__Exercise aim__. Count every line below that contains "Ядро", then state the total with no other output.

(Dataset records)

** BEGIN **

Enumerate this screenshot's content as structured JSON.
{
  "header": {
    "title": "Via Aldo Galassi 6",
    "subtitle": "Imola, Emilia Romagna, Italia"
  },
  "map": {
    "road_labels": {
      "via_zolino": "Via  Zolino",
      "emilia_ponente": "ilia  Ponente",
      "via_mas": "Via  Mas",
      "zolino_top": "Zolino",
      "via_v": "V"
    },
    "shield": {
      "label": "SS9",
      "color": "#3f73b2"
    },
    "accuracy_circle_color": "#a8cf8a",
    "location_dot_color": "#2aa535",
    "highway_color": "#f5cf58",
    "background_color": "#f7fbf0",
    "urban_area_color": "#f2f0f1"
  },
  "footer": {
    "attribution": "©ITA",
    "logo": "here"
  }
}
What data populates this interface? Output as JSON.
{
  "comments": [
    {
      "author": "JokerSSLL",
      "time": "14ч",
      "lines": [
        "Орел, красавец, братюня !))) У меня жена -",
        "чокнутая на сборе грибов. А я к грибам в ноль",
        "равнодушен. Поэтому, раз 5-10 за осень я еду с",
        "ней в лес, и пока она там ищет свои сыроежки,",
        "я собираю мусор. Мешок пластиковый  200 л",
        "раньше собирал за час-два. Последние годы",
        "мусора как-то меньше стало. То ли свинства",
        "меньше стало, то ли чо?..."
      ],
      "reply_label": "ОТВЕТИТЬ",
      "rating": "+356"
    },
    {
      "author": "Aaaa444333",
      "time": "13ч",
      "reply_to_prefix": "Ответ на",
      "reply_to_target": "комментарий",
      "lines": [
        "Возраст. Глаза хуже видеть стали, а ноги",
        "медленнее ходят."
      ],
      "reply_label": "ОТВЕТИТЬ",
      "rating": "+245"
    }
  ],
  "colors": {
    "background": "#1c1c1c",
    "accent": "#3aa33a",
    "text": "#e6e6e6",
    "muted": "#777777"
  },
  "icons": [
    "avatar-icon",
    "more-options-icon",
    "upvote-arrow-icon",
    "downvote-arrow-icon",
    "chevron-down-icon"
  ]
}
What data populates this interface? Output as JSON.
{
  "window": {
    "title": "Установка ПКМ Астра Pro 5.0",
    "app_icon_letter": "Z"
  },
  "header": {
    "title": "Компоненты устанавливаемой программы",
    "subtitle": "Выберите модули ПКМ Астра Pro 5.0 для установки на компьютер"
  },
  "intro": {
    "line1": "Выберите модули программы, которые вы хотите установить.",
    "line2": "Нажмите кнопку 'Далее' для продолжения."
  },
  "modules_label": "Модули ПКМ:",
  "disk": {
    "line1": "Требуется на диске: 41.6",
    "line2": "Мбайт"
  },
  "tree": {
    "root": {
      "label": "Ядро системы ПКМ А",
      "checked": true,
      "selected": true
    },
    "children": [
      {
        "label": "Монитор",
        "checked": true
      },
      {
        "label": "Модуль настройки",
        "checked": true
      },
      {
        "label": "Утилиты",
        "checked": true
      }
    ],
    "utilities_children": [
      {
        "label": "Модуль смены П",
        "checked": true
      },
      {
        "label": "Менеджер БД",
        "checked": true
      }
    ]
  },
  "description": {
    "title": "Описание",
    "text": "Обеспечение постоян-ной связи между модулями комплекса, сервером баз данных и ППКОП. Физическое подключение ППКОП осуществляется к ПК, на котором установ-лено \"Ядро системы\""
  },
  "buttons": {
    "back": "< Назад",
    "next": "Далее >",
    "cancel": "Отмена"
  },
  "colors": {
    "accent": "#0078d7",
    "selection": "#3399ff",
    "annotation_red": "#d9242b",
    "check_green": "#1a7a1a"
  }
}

** END **

__Answer to this task__. 2